_Written request:_ In the data below, find each line containing the string "that" and return it.

_Entries:_

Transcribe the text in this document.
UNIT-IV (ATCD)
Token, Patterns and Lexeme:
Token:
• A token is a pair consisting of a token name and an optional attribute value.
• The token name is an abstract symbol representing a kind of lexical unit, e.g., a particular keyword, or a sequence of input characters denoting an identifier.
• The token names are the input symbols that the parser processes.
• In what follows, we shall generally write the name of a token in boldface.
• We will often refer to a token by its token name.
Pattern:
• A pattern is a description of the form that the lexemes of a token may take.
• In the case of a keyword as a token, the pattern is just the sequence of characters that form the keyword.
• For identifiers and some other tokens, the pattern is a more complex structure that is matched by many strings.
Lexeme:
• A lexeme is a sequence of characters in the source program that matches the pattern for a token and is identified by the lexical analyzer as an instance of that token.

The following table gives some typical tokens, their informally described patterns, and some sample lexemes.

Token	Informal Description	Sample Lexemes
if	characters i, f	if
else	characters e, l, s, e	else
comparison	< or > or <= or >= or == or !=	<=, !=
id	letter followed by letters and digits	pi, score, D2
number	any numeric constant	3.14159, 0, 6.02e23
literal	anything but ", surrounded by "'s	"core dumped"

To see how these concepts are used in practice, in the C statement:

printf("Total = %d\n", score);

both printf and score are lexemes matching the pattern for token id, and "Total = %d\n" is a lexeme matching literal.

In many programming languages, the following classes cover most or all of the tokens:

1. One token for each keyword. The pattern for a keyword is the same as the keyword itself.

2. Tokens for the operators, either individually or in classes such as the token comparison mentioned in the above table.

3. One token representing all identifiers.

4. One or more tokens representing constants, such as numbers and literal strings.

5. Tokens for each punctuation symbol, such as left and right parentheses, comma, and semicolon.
---
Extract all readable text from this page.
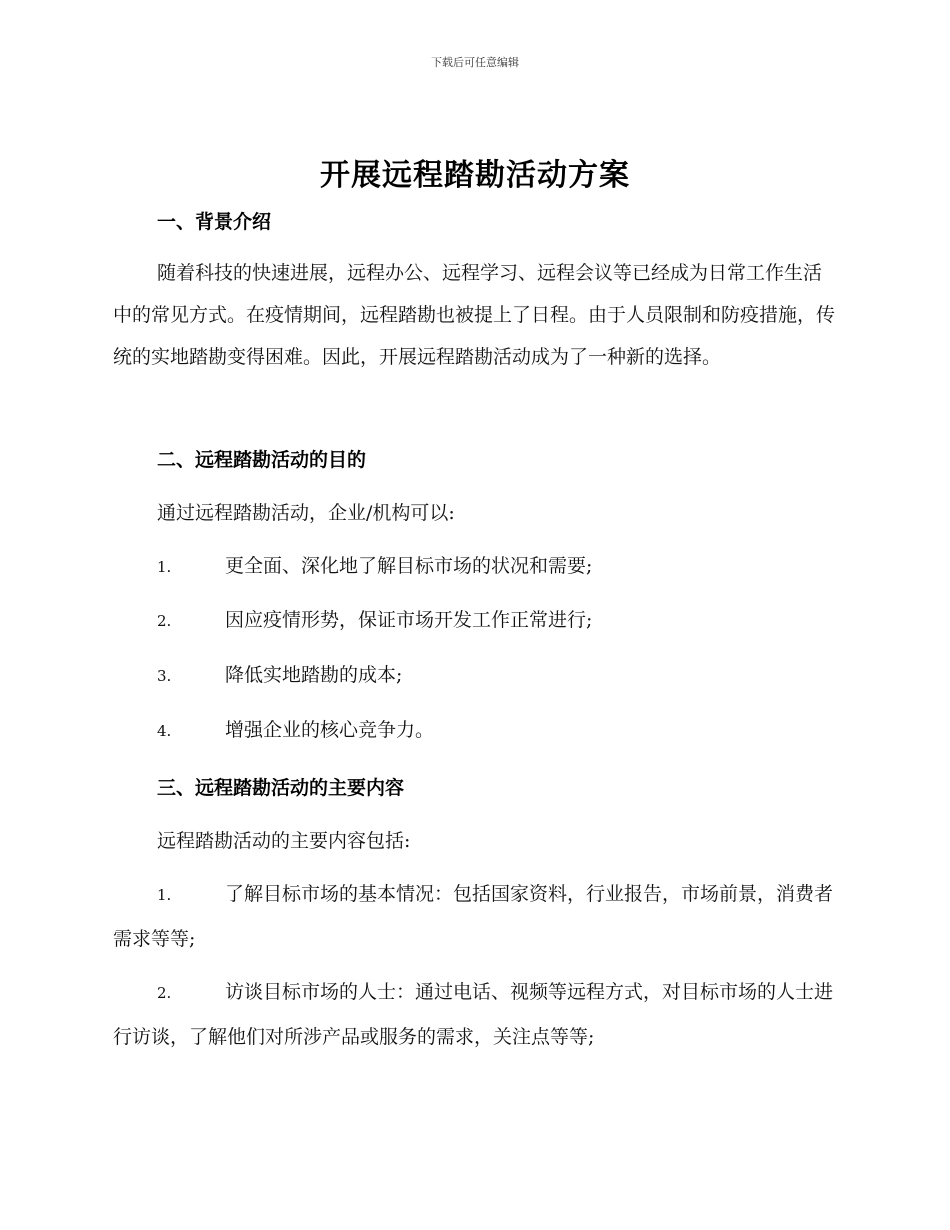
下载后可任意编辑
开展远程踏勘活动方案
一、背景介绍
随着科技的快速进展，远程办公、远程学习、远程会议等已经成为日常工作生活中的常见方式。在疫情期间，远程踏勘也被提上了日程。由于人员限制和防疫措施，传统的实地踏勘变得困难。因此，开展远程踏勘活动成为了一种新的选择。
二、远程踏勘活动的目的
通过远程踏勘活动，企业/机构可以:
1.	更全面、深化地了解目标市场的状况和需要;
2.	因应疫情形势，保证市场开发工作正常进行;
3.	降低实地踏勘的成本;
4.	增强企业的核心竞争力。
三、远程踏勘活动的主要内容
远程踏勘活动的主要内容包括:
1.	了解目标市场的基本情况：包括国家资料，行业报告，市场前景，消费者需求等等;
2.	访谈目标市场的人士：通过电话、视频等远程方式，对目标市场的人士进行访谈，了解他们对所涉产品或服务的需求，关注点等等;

_Response to this task:_
• The token names are the input symbols that the parser processes.
• A pattern is a description of the form that the lexemes of a token may take.
• In the case of a keyword as a token, the pattern is just the sequence of characters that form the keyword.
• For identifiers and some other tokens, the pattern is a more complex structure that is matched by many strings.
• A lexeme is a sequence of characters in the source program that matches the pattern for a token and is identified by the lexical analyzer as an instance of that token.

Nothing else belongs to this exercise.